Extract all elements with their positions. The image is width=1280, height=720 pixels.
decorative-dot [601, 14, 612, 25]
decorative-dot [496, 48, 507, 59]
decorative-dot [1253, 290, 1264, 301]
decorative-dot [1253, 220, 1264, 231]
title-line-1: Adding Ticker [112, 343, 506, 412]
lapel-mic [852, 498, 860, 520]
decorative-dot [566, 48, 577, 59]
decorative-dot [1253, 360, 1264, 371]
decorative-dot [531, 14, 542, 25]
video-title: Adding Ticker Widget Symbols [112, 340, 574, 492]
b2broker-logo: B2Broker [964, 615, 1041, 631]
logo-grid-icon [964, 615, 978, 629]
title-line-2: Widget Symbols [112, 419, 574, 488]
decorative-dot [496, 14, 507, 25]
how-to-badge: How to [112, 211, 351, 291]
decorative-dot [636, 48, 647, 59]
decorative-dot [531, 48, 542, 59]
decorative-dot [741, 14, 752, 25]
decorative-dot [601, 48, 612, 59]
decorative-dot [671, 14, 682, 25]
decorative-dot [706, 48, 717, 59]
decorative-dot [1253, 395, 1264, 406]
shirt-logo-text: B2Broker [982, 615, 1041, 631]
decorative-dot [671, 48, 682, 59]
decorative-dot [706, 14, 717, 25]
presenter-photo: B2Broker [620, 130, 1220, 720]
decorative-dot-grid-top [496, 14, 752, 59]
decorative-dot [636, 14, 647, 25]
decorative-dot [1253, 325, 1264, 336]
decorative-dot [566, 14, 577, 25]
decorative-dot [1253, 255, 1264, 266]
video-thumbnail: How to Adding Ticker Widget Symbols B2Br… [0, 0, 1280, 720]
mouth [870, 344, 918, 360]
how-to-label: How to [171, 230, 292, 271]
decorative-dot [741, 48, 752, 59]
========
Convert every line of the items above into a JSON array of strings, with one string per line and blank lines omitted.

[
  "Extract all elements with their positions. The image is width=1280, height=720 pixels.",
  "decorative-dot [601, 14, 612, 25]",
  "decorative-dot [496, 48, 507, 59]",
  "decorative-dot [1253, 290, 1264, 301]",
  "decorative-dot [1253, 220, 1264, 231]",
  "title-line-1: Adding Ticker [112, 343, 506, 412]",
  "lapel-mic [852, 498, 860, 520]",
  "decorative-dot [566, 48, 577, 59]",
  "decorative-dot [1253, 360, 1264, 371]",
  "decorative-dot [531, 14, 542, 25]",
  "video-title: Adding Ticker Widget Symbols [112, 340, 574, 492]",
  "b2broker-logo: B2Broker [964, 615, 1041, 631]",
  "logo-grid-icon [964, 615, 978, 629]",
  "title-line-2: Widget Symbols [112, 419, 574, 488]",
  "decorative-dot [496, 14, 507, 25]",
  "how-to-badge: How to [112, 211, 351, 291]",
  "decorative-dot [636, 48, 647, 59]",
  "decorative-dot [531, 48, 542, 59]",
  "decorative-dot [741, 14, 752, 25]",
  "decorative-dot [601, 48, 612, 59]",
  "decorative-dot [671, 14, 682, 25]",
  "decorative-dot [706, 48, 717, 59]",
  "decorative-dot [1253, 395, 1264, 406]",
  "shirt-logo-text: B2Broker [982, 615, 1041, 631]",
  "decorative-dot [671, 48, 682, 59]",
  "decorative-dot [706, 14, 717, 25]",
  "presenter-photo: B2Broker [620, 130, 1220, 720]",
  "decorative-dot-grid-top [496, 14, 752, 59]",
  "decorative-dot [636, 14, 647, 25]",
  "decorative-dot [1253, 325, 1264, 336]",
  "decorative-dot [566, 14, 577, 25]",
  "decorative-dot [1253, 255, 1264, 266]",
  "video-thumbnail: How to Adding Ticker Widget Symbols B2Br… [0, 0, 1280, 720]",
  "mouth [870, 344, 918, 360]",
  "how-to-label: How to [171, 230, 292, 271]",
  "decorative-dot [741, 48, 752, 59]"
]